# DIRECTIONS
Go through the entries below and retype them exactly, omitting each picture.

Dataset records:
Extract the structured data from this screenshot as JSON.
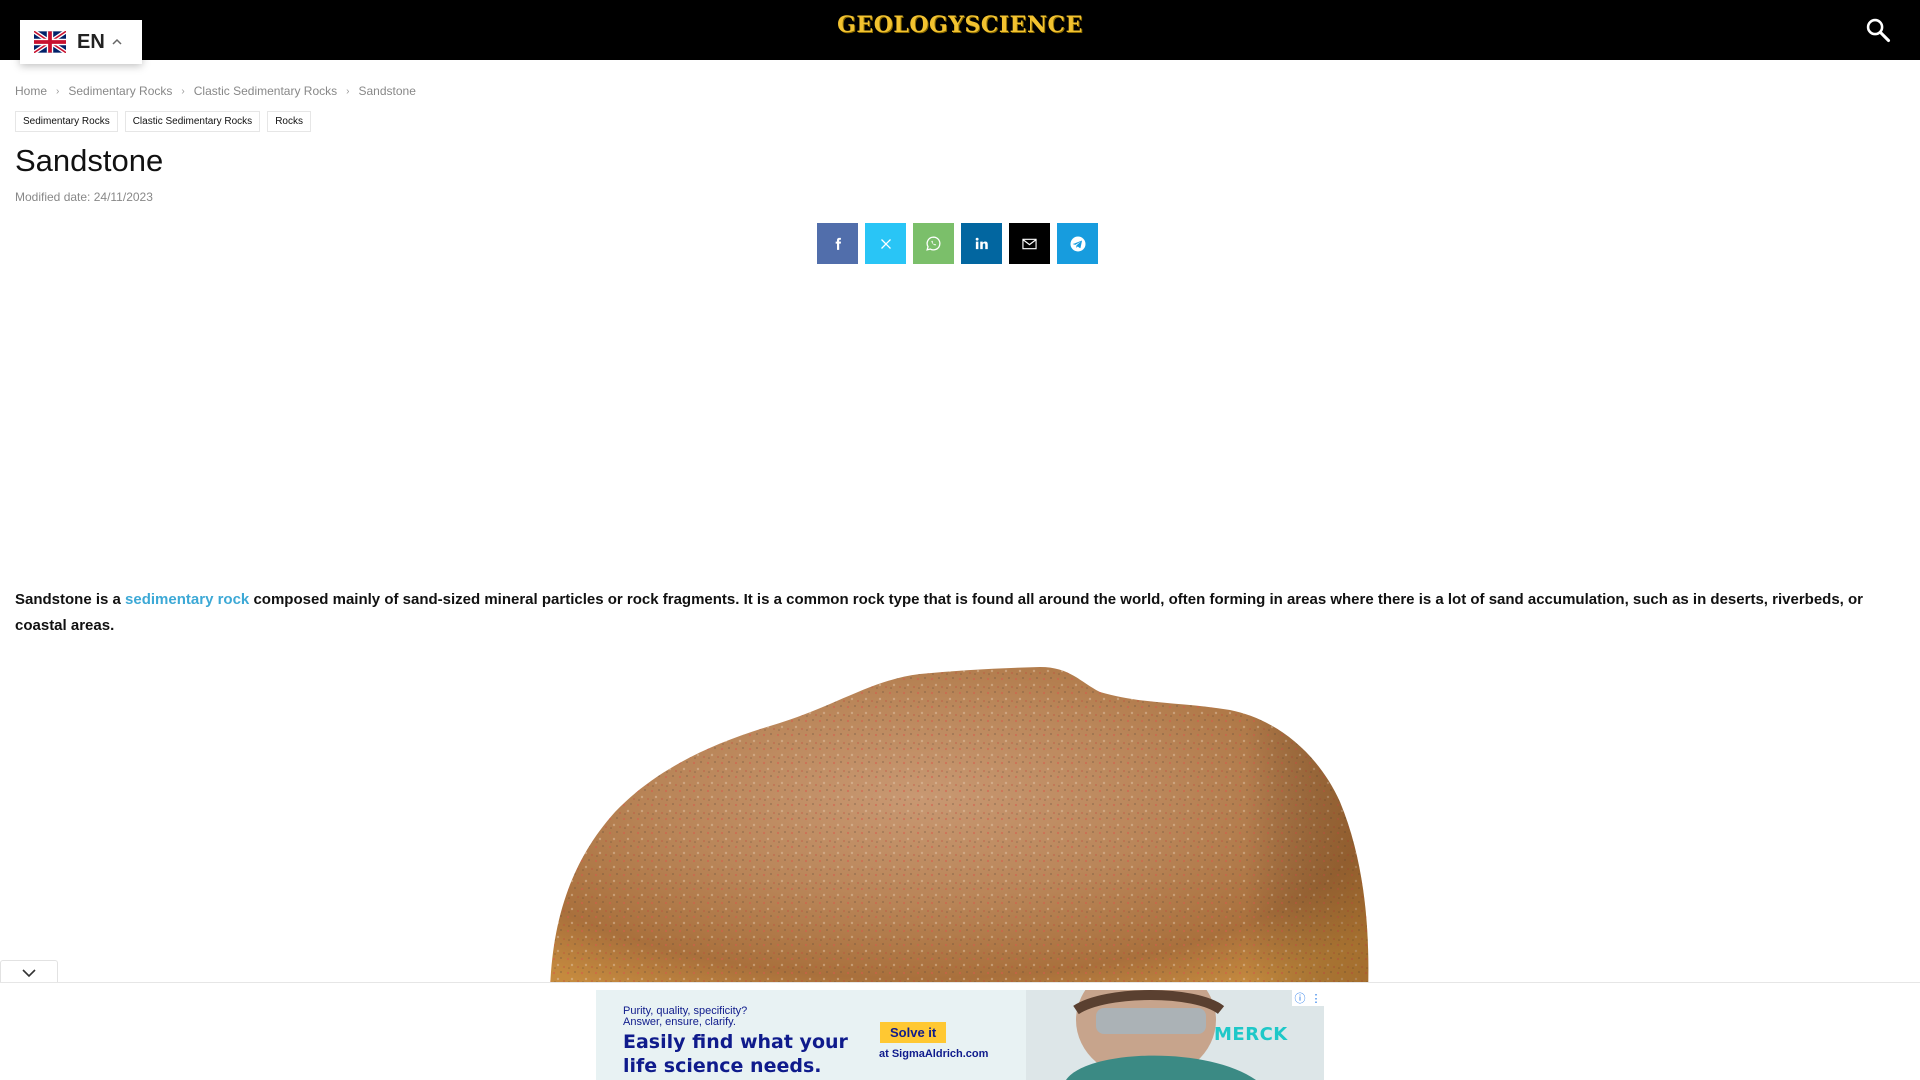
{
  "header": {
    "logo": "GEOLOGYSCIENCE",
    "search_icon": "search-icon"
  },
  "language": {
    "code": "EN",
    "flag_icon": "uk-flag-icon",
    "caret_icon": "chevron-up-icon"
  },
  "breadcrumb": {
    "items": [
      "Home",
      "Sedimentary Rocks",
      "Clastic Sedimentary Rocks",
      "Sandstone"
    ]
  },
  "tags": [
    "Sedimentary Rocks",
    "Clastic Sedimentary Rocks",
    "Rocks"
  ],
  "article": {
    "title": "Sandstone",
    "modified": "Modified date: 24/11/2023",
    "lead_before": "Sandstone is a ",
    "lead_link": "sedimentary rock",
    "lead_after": " composed mainly of sand-sized mineral particles or rock fragments. It is a common rock type that is found all around the world, often forming in areas where there is a lot of sand accumulation, such as in deserts, riverbeds, or coastal areas."
  },
  "share": [
    {
      "icon": "facebook-icon",
      "color": "#516eab"
    },
    {
      "icon": "x-twitter-icon",
      "color": "#29c5f6"
    },
    {
      "icon": "whatsapp-icon",
      "color": "#7bbf6a"
    },
    {
      "icon": "linkedin-icon",
      "color": "#0266a0"
    },
    {
      "icon": "email-icon",
      "color": "#000000"
    },
    {
      "icon": "telegram-icon",
      "color": "#179cde"
    }
  ],
  "ad": {
    "line1": "Purity, quality, specificity?",
    "line2": "Answer, ensure, clarify.",
    "headline1": "Easily find what your",
    "headline2": "life science needs.",
    "cta": "Solve it",
    "cta_sub": "at SigmaAldrich.com",
    "brand": "MERCK",
    "toggle_icon": "chevron-down-icon"
  },
  "colors": {
    "link": "#3da9d6",
    "logo": "#f2c230",
    "ad_text": "#0f1b8c"
  }
}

# EXERCISE ANSWER
Extract the structured data from this screenshot as JSON.
{
  "header": {
    "logo": "GEOLOGYSCIENCE",
    "search_icon": "search-icon"
  },
  "language": {
    "code": "EN",
    "flag_icon": "uk-flag-icon",
    "caret_icon": "chevron-up-icon"
  },
  "breadcrumb": {
    "items": [
      "Home",
      "Sedimentary Rocks",
      "Clastic Sedimentary Rocks",
      "Sandstone"
    ]
  },
  "tags": [
    "Sedimentary Rocks",
    "Clastic Sedimentary Rocks",
    "Rocks"
  ],
  "article": {
    "title": "Sandstone",
    "modified": "Modified date: 24/11/2023",
    "lead_before": "Sandstone is a ",
    "lead_link": "sedimentary rock",
    "lead_after": " composed mainly of sand-sized mineral particles or rock fragments. It is a common rock type that is found all around the world, often forming in areas where there is a lot of sand accumulation, such as in deserts, riverbeds, or coastal areas."
  },
  "share": [
    {
      "icon": "facebook-icon",
      "color": "#516eab"
    },
    {
      "icon": "x-twitter-icon",
      "color": "#29c5f6"
    },
    {
      "icon": "whatsapp-icon",
      "color": "#7bbf6a"
    },
    {
      "icon": "linkedin-icon",
      "color": "#0266a0"
    },
    {
      "icon": "email-icon",
      "color": "#000000"
    },
    {
      "icon": "telegram-icon",
      "color": "#179cde"
    }
  ],
  "ad": {
    "line1": "Purity, quality, specificity?",
    "line2": "Answer, ensure, clarify.",
    "headline1": "Easily find what your",
    "headline2": "life science needs.",
    "cta": "Solve it",
    "cta_sub": "at SigmaAldrich.com",
    "brand": "MERCK",
    "toggle_icon": "chevron-down-icon"
  },
  "colors": {
    "link": "#3da9d6",
    "logo": "#f2c230",
    "ad_text": "#0f1b8c"
  }
}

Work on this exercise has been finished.